>> Begin

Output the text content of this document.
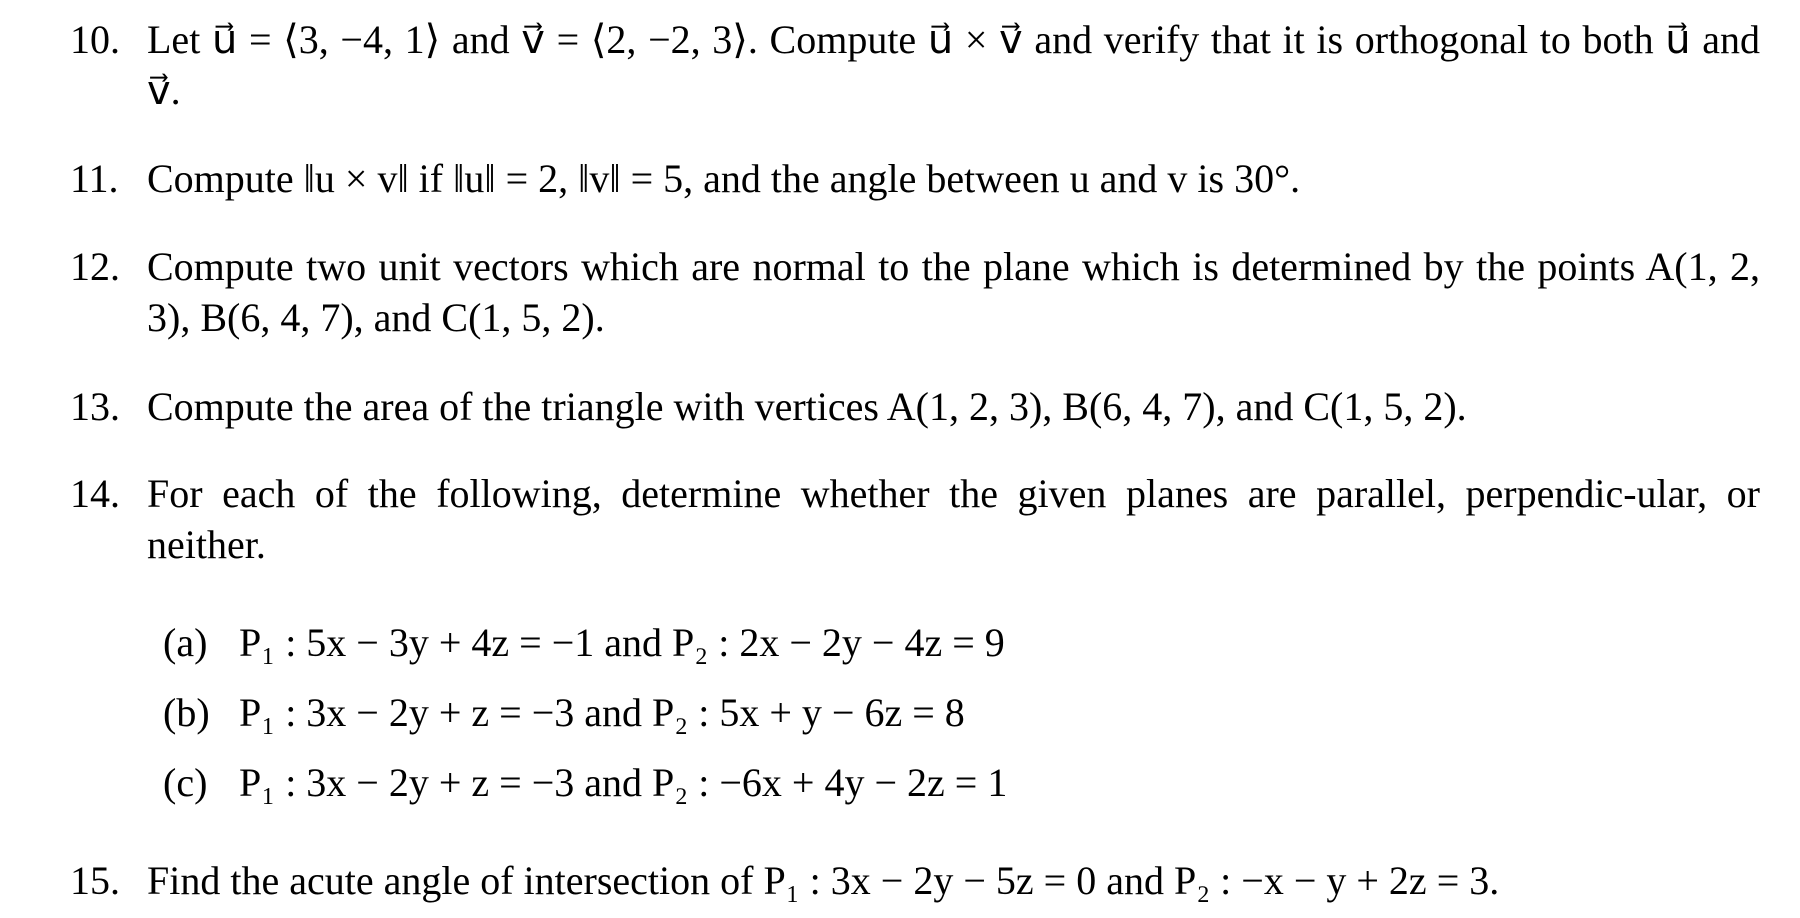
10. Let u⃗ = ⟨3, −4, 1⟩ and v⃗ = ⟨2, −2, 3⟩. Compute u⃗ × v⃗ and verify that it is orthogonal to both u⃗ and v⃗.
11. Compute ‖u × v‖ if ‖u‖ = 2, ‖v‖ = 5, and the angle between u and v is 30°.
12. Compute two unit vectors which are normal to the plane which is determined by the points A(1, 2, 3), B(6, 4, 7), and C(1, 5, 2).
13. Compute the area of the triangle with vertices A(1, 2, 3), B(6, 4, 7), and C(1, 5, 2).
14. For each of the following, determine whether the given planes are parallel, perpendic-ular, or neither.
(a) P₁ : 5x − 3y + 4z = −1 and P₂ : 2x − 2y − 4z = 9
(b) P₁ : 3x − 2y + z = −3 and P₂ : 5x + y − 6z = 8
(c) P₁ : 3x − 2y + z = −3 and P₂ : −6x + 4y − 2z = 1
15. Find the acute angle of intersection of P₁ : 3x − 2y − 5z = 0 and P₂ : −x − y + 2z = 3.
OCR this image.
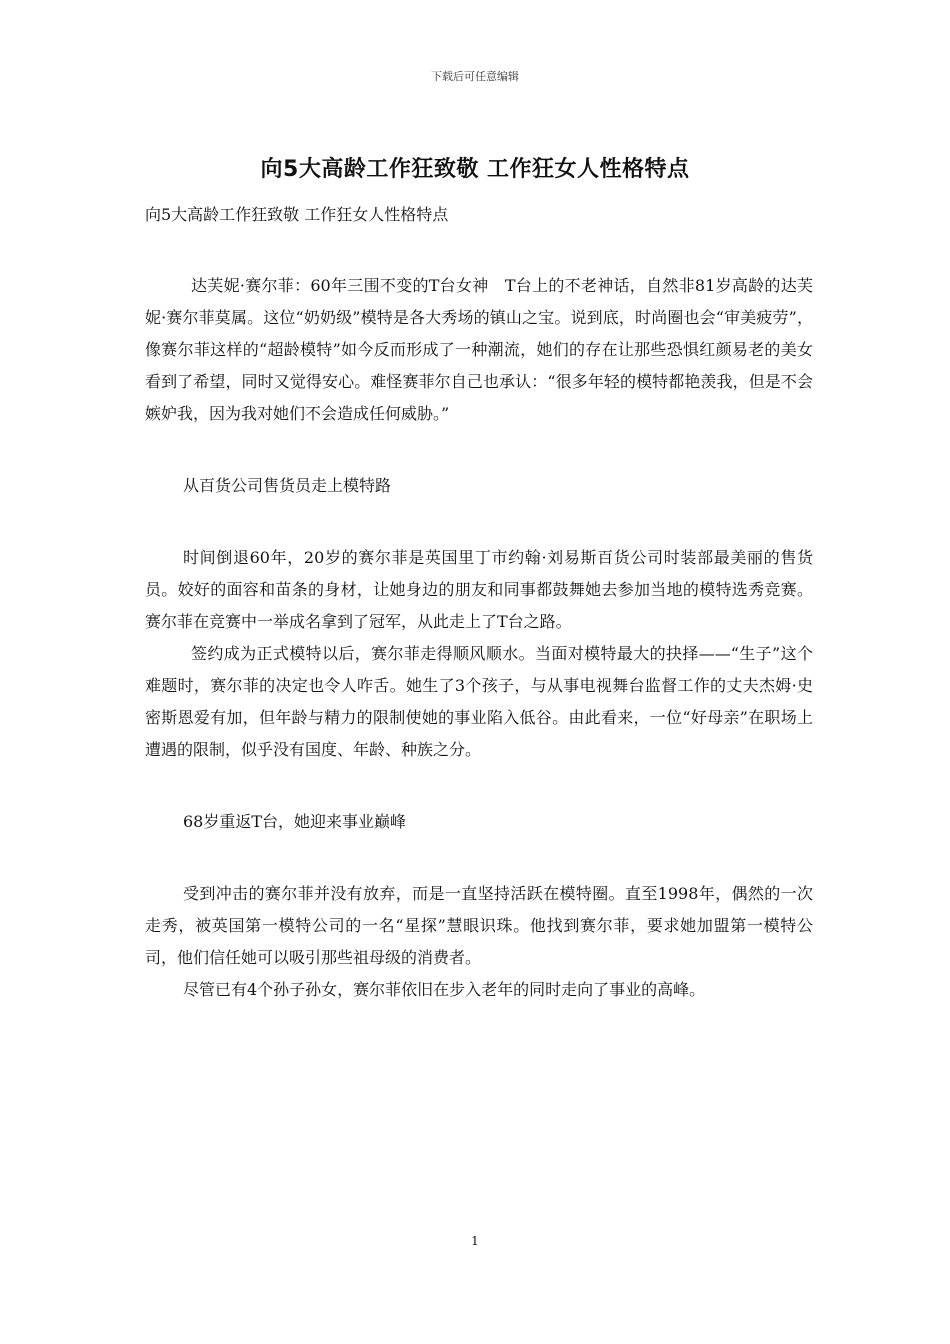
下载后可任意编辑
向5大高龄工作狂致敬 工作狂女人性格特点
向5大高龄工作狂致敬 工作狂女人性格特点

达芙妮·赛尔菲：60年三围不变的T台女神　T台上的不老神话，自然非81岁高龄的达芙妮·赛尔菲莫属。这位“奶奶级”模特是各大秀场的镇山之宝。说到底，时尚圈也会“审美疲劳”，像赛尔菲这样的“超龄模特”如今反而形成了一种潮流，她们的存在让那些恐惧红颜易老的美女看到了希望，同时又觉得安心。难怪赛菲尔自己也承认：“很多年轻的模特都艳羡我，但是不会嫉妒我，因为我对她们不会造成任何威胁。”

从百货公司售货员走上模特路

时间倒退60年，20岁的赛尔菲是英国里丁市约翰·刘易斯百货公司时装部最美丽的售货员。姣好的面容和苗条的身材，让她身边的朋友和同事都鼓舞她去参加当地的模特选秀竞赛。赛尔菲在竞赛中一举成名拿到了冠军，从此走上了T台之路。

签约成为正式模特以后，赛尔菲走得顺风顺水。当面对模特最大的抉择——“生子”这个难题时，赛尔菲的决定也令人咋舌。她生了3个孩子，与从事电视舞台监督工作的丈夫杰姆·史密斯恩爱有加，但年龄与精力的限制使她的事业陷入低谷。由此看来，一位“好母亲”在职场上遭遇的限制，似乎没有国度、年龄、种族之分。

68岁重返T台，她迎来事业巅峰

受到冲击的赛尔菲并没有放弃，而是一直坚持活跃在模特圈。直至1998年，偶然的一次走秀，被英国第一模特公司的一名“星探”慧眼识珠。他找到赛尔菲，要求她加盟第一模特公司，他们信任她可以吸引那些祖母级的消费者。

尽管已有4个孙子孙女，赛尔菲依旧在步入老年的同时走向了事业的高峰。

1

>> End

Given instruction: Return from the data every line that holds "Compute".

Written response:
10. Let u⃗ = ⟨3, −4, 1⟩ and v⃗ = ⟨2, −2, 3⟩. Compute u⃗ × v⃗ and verify that it is orthogonal to both u⃗ and v⃗.
11. Compute ‖u × v‖ if ‖u‖ = 2, ‖v‖ = 5, and the angle between u and v is 30°.
12. Compute two unit vectors which are normal to the plane which is determined by the points A(1, 2, 3), B(6, 4, 7), and C(1, 5, 2).
13. Compute the area of the triangle with vertices A(1, 2, 3), B(6, 4, 7), and C(1, 5, 2).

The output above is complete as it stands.